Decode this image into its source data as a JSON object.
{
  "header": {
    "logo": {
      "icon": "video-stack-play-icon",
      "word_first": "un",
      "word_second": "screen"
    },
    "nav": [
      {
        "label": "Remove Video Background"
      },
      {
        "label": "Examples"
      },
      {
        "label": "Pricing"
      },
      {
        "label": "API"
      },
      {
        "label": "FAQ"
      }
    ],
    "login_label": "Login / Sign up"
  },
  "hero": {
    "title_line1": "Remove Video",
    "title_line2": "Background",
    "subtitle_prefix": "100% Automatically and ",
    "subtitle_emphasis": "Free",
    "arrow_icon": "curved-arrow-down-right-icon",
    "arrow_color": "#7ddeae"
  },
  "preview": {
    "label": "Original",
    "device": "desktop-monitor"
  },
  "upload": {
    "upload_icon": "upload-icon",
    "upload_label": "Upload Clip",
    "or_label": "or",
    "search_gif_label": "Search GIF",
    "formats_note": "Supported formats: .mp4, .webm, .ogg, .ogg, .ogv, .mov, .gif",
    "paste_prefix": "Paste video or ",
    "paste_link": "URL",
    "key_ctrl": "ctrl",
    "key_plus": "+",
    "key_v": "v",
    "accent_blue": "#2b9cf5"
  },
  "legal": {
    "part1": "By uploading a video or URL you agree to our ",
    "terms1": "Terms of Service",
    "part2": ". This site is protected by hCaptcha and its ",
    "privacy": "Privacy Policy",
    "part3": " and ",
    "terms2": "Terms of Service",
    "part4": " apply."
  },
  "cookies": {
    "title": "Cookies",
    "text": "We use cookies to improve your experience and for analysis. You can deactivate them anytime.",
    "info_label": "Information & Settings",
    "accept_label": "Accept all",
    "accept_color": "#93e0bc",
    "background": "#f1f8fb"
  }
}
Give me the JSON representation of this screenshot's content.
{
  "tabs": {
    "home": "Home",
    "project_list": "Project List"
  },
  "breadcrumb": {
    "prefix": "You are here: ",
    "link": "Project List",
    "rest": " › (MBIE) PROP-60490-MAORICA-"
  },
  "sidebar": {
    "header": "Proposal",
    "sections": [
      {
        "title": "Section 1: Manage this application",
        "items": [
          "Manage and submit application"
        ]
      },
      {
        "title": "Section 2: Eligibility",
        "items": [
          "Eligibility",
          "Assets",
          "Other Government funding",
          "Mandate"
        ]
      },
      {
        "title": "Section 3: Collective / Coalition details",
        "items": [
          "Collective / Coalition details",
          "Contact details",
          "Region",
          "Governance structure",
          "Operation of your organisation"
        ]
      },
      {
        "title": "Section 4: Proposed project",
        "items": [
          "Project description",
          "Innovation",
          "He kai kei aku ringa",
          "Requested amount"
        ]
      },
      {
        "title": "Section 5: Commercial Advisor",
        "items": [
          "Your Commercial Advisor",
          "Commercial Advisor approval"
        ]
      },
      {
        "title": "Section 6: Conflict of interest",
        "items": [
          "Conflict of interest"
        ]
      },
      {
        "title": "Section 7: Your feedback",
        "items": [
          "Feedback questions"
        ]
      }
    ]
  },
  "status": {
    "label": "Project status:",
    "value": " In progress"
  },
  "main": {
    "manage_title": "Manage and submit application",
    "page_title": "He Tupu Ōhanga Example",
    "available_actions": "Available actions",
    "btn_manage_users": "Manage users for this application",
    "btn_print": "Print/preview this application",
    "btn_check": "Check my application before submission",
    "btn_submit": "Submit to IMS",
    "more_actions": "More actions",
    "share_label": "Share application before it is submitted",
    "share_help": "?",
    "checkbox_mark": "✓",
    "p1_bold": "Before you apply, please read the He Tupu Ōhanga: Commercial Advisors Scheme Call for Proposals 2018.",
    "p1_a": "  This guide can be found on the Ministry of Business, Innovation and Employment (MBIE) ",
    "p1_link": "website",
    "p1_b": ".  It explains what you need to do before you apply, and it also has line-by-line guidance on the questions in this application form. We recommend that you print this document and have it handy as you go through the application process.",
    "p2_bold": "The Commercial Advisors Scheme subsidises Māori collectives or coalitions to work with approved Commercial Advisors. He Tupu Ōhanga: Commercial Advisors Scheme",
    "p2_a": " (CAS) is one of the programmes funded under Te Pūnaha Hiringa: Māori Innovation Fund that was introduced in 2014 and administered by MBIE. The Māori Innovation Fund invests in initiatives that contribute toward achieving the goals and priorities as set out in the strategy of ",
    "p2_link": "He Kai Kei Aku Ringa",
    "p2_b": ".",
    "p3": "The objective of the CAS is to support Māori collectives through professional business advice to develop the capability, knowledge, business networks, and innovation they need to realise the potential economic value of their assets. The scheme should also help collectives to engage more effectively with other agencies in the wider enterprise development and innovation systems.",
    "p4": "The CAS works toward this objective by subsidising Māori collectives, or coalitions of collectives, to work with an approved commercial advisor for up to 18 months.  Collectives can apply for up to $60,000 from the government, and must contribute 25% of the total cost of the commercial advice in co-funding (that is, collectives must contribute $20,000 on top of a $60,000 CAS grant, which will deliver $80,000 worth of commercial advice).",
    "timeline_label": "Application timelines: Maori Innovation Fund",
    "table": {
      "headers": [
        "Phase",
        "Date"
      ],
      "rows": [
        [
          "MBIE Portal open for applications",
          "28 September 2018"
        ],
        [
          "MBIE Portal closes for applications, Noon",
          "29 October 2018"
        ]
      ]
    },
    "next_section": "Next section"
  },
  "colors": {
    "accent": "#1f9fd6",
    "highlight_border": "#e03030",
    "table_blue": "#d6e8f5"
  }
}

**Objective:** Identify and copy all lines with the word "Manage".

**Reply:**
        "title": "Section 1: Manage this application",
          "Manage and submit application"
    "manage_title": "Manage and submit application",
    "btn_manage_users": "Manage users for this application",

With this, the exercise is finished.